- Provided information
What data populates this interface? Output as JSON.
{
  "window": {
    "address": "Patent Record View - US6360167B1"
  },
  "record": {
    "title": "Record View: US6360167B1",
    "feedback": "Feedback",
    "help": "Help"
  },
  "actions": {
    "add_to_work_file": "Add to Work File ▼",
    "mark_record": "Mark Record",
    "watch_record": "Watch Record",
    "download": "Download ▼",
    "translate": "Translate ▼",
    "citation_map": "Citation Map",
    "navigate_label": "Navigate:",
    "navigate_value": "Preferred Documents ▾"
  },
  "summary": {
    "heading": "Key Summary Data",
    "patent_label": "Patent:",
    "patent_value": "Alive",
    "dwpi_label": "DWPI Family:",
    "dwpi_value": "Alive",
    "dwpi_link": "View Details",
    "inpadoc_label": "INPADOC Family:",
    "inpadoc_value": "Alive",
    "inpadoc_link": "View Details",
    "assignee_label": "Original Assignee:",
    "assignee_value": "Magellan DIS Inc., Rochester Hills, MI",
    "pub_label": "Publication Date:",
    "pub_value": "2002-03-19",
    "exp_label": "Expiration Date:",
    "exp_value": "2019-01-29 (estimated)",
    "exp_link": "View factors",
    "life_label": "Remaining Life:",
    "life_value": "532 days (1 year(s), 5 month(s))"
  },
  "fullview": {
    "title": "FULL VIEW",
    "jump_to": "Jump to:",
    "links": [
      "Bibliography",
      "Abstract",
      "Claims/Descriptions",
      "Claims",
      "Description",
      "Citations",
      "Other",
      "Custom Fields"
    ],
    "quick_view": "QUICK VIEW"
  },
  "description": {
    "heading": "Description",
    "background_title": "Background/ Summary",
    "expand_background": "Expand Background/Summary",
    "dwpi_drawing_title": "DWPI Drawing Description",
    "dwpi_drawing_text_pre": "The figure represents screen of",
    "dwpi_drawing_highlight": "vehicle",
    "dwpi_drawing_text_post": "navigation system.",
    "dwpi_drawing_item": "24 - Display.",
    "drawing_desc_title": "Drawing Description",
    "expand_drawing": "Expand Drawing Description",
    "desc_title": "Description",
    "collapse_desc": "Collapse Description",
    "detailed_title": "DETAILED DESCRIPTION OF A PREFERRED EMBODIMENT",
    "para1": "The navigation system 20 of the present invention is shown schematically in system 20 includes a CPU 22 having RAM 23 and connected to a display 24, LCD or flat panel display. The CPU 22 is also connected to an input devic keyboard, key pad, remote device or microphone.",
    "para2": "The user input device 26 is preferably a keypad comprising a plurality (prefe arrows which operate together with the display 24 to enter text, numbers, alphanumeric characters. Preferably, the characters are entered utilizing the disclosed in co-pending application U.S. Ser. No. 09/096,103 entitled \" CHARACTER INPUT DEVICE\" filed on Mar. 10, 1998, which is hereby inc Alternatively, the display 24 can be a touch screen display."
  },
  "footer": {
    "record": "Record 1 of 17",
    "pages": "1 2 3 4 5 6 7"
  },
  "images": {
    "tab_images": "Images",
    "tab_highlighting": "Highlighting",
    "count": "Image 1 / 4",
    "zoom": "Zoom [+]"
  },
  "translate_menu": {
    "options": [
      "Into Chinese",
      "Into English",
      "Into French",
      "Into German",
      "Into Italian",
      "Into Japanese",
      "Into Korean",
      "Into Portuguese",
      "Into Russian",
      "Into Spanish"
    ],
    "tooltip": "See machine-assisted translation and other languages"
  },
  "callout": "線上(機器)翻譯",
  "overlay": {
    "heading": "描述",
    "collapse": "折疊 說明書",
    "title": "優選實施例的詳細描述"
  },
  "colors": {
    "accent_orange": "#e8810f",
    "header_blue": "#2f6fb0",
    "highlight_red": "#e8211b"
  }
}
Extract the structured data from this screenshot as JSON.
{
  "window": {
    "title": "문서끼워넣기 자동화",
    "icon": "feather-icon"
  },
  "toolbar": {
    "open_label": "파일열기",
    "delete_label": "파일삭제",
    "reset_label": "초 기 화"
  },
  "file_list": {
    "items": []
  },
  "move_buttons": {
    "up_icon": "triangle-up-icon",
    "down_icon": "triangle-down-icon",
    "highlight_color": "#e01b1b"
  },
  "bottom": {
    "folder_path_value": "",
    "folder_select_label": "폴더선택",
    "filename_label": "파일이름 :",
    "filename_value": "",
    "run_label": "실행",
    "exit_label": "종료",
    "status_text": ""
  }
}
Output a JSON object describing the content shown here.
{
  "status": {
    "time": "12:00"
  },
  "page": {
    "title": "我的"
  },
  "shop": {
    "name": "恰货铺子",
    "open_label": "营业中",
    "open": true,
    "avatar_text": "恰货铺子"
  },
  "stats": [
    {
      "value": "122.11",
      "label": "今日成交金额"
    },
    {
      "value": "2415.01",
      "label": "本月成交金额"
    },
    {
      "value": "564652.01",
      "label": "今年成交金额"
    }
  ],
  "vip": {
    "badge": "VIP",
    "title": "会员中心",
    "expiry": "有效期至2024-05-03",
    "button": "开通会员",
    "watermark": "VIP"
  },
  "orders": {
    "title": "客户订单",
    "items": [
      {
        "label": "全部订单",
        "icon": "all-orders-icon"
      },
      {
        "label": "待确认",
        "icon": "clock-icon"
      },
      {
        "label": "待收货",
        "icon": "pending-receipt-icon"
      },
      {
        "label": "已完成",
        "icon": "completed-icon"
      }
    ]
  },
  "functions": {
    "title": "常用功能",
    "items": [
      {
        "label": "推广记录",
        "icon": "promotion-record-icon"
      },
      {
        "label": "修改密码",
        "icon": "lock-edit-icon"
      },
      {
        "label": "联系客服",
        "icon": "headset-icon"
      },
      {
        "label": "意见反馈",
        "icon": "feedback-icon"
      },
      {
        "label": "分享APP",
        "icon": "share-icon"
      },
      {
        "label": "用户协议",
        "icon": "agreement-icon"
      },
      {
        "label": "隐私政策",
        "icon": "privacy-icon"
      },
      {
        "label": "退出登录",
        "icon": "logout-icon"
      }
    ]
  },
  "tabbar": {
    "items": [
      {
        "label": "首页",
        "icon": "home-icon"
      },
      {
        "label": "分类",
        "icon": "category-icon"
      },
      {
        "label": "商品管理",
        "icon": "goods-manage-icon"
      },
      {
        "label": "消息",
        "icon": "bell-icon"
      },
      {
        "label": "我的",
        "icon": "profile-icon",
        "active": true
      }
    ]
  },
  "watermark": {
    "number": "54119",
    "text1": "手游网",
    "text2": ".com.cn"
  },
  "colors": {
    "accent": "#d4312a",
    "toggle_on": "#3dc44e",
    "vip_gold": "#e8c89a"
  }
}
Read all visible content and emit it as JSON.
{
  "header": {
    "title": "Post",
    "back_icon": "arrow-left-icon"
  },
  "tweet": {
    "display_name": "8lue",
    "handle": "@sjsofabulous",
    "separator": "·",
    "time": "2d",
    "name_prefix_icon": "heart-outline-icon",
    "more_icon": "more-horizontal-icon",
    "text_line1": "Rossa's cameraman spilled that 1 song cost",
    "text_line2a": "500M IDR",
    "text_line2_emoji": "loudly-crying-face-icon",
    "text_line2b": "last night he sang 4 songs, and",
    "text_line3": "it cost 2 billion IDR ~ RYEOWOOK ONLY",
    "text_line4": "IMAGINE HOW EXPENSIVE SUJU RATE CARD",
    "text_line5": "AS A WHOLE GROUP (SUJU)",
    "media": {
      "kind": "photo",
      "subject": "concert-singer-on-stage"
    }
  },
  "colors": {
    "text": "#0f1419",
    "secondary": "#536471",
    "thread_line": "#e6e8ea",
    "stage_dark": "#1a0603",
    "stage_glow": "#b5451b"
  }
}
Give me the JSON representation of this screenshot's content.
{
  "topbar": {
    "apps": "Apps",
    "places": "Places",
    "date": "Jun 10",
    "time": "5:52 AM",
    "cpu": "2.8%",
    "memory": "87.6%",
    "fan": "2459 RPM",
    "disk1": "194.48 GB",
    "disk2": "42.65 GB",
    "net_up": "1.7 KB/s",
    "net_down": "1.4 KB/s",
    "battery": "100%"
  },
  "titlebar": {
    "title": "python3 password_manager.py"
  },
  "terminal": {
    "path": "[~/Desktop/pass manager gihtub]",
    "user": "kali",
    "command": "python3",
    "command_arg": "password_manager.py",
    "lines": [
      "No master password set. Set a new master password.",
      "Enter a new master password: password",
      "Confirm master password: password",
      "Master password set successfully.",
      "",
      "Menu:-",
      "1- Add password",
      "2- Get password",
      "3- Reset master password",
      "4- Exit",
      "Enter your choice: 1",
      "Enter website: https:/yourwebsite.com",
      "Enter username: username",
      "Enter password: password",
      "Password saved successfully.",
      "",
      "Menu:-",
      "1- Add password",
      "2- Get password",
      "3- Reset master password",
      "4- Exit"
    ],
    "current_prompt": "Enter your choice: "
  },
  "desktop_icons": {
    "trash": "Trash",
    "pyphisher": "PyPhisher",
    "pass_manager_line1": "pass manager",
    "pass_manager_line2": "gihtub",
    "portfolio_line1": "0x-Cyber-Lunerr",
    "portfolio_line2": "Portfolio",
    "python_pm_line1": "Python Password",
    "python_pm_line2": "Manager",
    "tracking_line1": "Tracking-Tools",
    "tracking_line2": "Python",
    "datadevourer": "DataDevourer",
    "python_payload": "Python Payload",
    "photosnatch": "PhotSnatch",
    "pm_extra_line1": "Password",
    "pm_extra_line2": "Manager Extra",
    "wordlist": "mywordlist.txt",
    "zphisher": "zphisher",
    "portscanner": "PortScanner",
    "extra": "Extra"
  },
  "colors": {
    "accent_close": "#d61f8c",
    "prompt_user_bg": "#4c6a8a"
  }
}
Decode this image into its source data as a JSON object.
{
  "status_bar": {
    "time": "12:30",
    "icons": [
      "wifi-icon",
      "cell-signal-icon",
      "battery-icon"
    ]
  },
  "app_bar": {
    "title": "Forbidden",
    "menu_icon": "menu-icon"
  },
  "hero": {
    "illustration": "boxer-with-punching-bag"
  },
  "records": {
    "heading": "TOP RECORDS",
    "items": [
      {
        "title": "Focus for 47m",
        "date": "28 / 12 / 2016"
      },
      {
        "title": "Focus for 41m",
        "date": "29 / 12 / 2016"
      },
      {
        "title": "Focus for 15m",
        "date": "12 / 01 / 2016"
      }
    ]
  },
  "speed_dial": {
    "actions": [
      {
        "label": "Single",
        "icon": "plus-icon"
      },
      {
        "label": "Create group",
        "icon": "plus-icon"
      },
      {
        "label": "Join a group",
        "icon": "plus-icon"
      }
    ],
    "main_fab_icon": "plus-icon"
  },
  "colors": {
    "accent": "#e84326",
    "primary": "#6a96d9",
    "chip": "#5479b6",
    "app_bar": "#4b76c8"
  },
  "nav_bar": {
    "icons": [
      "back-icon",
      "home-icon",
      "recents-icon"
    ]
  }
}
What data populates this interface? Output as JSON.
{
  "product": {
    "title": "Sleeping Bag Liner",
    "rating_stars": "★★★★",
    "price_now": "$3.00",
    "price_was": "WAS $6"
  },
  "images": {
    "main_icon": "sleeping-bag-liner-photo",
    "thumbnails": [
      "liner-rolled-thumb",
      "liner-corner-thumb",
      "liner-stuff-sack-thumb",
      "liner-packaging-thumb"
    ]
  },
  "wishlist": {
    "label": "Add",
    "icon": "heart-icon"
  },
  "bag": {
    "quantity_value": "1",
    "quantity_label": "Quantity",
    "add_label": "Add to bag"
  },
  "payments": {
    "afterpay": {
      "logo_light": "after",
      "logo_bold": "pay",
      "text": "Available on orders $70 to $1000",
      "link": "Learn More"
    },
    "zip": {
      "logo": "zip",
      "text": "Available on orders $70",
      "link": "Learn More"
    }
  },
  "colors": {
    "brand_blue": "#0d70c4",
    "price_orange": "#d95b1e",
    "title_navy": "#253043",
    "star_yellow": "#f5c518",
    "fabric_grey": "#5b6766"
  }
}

- Do this
Return every line above that contains the word "navigation".

- Reply
    "dwpi_drawing_text_post": "navigation system.",
    "para1": "The navigation system 20 of the present invention is shown schematically in system 20 includes a CPU 22 having RAM 23 and connected to a display 24, LCD or flat panel display. The CPU 22 is also connected to an input devic keyboard, key pad, remote device or microphone.",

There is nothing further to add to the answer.